_Entries supplied_:
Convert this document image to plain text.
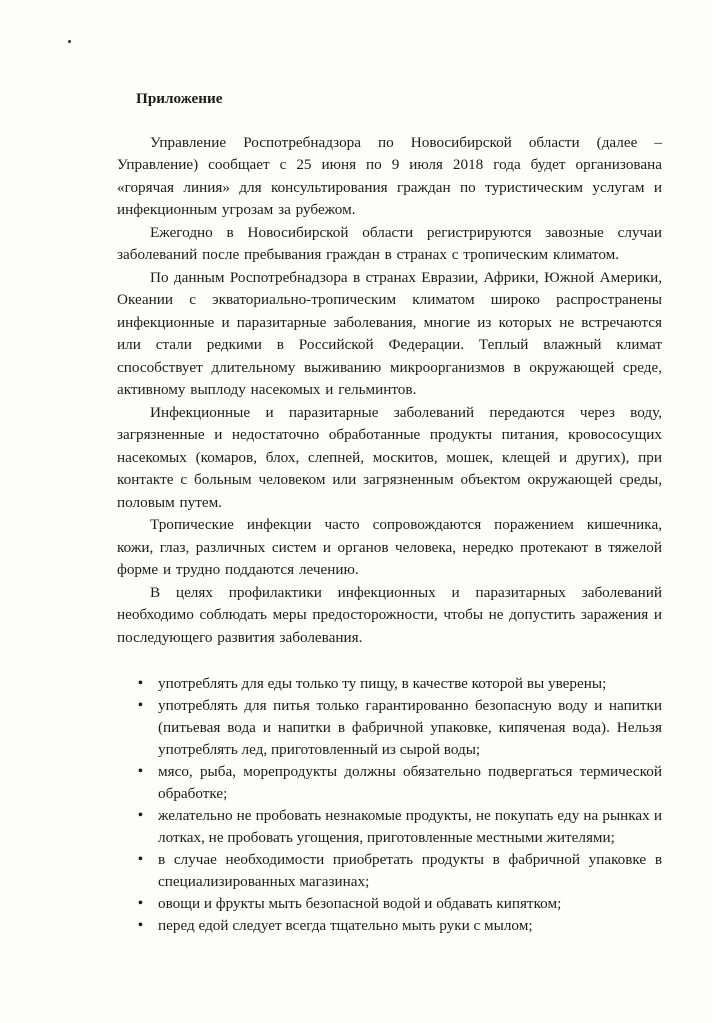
Приложение

Управление Роспотребнадзора по Новосибирской области (далее – Управление) сообщает с 25 июня по 9 июля 2018 года будет организована «горячая линия» для консультирования граждан по туристическим услугам и инфекционным угрозам за рубежом.

Ежегодно в Новосибирской области регистрируются завозные случаи заболеваний после пребывания граждан в странах с тропическим климатом.

По данным Роспотребнадзора в странах Евразии, Африки, Южной Америки, Океании с экваториально-тропическим климатом широко распространены инфекционные и паразитарные заболевания, многие из которых не встречаются или стали редкими в Российской Федерации. Теплый влажный климат способствует длительному выживанию микроорганизмов в окружающей среде, активному выплоду насекомых и гельминтов.

Инфекционные и паразитарные заболеваний передаются через воду, загрязненные и недостаточно обработанные продукты питания, кровососущих насекомых (комаров, блох, слепней, москитов, мошек, клещей и других), при контакте с больным человеком или загрязненным объектом окружающей среды, половым путем.

Тропические инфекции часто сопровождаются поражением кишечника, кожи, глаз, различных систем и органов человека, нередко протекают в тяжелой форме и трудно поддаются лечению.

В целях профилактики инфекционных и паразитарных заболеваний необходимо соблюдать меры предосторожности, чтобы не допустить заражения и последующего развития заболевания.

• употреблять для еды только ту пищу, в качестве которой вы уверены;
• употреблять для питья только гарантированно безопасную воду и напитки (питьевая вода и напитки в фабричной упаковке, кипяченая вода). Нельзя употреблять лед, приготовленный из сырой воды;
• мясо, рыба, морепродукты должны обязательно подвергаться термической обработке;
• желательно не пробовать незнакомые продукты, не покупать еду на рынках и лотках, не пробовать угощения, приготовленные местными жителями;
• в случае необходимости приобретать продукты в фабричной упаковке в специализированных магазинах;
• овощи и фрукты мыть безопасной водой и обдавать кипятком;
• перед едой следует всегда тщательно мыть руки с мылом;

_Stated task_:
Restate the whole of the material word for word without the pictures.

_Output of the task_:
Convert this document image to plain text.
Приложение

Управление Роспотребнадзора по Новосибирской области (далее – Управление) сообщает с 25 июня по 9 июля 2018 года будет организована «горячая линия» для консультирования граждан по туристическим услугам и инфекционным угрозам за рубежом.

Ежегодно в Новосибирской области регистрируются завозные случаи заболеваний после пребывания граждан в странах с тропическим климатом.

По данным Роспотребнадзора в странах Евразии, Африки, Южной Америки, Океании с экваториально-тропическим климатом широко распространены инфекционные и паразитарные заболевания, многие из которых не встречаются или стали редкими в Российской Федерации. Теплый влажный климат способствует длительному выживанию микроорганизмов в окружающей среде, активному выплоду насекомых и гельминтов.

Инфекционные и паразитарные заболеваний передаются через воду, загрязненные и недостаточно обработанные продукты питания, кровососущих насекомых (комаров, блох, слепней, москитов, мошек, клещей и других), при контакте с больным человеком или загрязненным объектом окружающей среды, половым путем.

Тропические инфекции часто сопровождаются поражением кишечника, кожи, глаз, различных систем и органов человека, нередко протекают в тяжелой форме и трудно поддаются лечению.

В целях профилактики инфекционных и паразитарных заболеваний необходимо соблюдать меры предосторожности, чтобы не допустить заражения и последующего развития заболевания.

• употреблять для еды только ту пищу, в качестве которой вы уверены;
• употреблять для питья только гарантированно безопасную воду и напитки (питьевая вода и напитки в фабричной упаковке, кипяченая вода). Нельзя употреблять лед, приготовленный из сырой воды;
• мясо, рыба, морепродукты должны обязательно подвергаться термической обработке;
• желательно не пробовать незнакомые продукты, не покупать еду на рынках и лотках, не пробовать угощения, приготовленные местными жителями;
• в случае необходимости приобретать продукты в фабричной упаковке в специализированных магазинах;
• овощи и фрукты мыть безопасной водой и обдавать кипятком;
• перед едой следует всегда тщательно мыть руки с мылом;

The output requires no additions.